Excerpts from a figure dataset
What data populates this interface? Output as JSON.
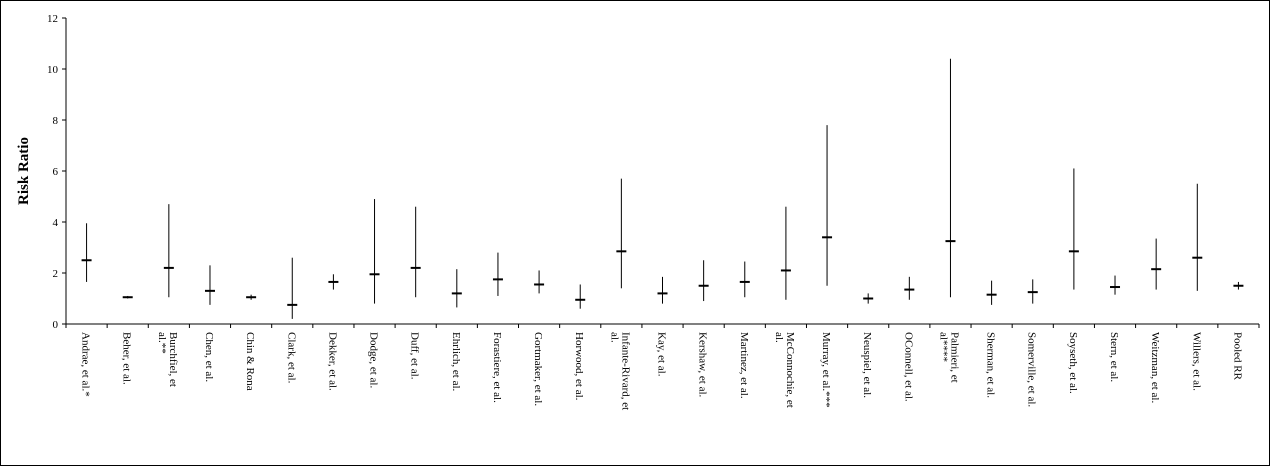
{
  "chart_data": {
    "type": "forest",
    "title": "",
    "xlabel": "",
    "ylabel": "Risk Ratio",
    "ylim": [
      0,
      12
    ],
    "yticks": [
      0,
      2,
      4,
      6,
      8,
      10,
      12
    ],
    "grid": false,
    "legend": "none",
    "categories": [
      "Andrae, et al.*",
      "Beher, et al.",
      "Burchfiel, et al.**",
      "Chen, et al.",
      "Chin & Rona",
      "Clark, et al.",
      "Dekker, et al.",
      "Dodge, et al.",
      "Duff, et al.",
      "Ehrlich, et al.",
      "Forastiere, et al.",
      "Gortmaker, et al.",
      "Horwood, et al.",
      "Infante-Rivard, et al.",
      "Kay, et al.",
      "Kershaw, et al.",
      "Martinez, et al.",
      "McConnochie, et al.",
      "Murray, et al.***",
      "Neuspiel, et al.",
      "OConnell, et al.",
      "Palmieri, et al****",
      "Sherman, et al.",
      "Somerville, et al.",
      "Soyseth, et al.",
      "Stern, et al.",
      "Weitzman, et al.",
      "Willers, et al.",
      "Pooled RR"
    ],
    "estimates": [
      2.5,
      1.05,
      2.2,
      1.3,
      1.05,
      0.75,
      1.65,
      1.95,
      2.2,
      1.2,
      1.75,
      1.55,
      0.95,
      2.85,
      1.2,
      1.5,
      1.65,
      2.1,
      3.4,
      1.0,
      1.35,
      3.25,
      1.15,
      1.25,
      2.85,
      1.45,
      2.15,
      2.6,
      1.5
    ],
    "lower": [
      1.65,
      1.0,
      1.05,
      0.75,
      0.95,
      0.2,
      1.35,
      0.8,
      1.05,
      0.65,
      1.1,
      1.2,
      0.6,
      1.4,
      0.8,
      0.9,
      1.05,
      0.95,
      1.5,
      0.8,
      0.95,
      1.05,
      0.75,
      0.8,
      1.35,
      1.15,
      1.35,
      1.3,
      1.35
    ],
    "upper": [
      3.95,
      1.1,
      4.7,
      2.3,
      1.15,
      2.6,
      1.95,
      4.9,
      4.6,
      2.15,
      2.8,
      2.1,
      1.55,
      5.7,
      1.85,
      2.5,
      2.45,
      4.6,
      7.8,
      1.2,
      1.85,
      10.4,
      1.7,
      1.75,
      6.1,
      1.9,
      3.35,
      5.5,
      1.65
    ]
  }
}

> _Aim_
Retype the whole listing, keeping every line identical and omitting all pictures.

> _Output of the exercise_
What data populates this interface? Output as JSON.
{
  "chart_data": {
    "type": "forest",
    "title": "",
    "xlabel": "",
    "ylabel": "Risk Ratio",
    "ylim": [
      0,
      12
    ],
    "yticks": [
      0,
      2,
      4,
      6,
      8,
      10,
      12
    ],
    "grid": false,
    "legend": "none",
    "categories": [
      "Andrae, et al.*",
      "Beher, et al.",
      "Burchfiel, et al.**",
      "Chen, et al.",
      "Chin & Rona",
      "Clark, et al.",
      "Dekker, et al.",
      "Dodge, et al.",
      "Duff, et al.",
      "Ehrlich, et al.",
      "Forastiere, et al.",
      "Gortmaker, et al.",
      "Horwood, et al.",
      "Infante-Rivard, et al.",
      "Kay, et al.",
      "Kershaw, et al.",
      "Martinez, et al.",
      "McConnochie, et al.",
      "Murray, et al.***",
      "Neuspiel, et al.",
      "OConnell, et al.",
      "Palmieri, et al****",
      "Sherman, et al.",
      "Somerville, et al.",
      "Soyseth, et al.",
      "Stern, et al.",
      "Weitzman, et al.",
      "Willers, et al.",
      "Pooled RR"
    ],
    "estimates": [
      2.5,
      1.05,
      2.2,
      1.3,
      1.05,
      0.75,
      1.65,
      1.95,
      2.2,
      1.2,
      1.75,
      1.55,
      0.95,
      2.85,
      1.2,
      1.5,
      1.65,
      2.1,
      3.4,
      1.0,
      1.35,
      3.25,
      1.15,
      1.25,
      2.85,
      1.45,
      2.15,
      2.6,
      1.5
    ],
    "lower": [
      1.65,
      1.0,
      1.05,
      0.75,
      0.95,
      0.2,
      1.35,
      0.8,
      1.05,
      0.65,
      1.1,
      1.2,
      0.6,
      1.4,
      0.8,
      0.9,
      1.05,
      0.95,
      1.5,
      0.8,
      0.95,
      1.05,
      0.75,
      0.8,
      1.35,
      1.15,
      1.35,
      1.3,
      1.35
    ],
    "upper": [
      3.95,
      1.1,
      4.7,
      2.3,
      1.15,
      2.6,
      1.95,
      4.9,
      4.6,
      2.15,
      2.8,
      2.1,
      1.55,
      5.7,
      1.85,
      2.5,
      2.45,
      4.6,
      7.8,
      1.2,
      1.85,
      10.4,
      1.7,
      1.75,
      6.1,
      1.9,
      3.35,
      5.5,
      1.65
    ]
  }
}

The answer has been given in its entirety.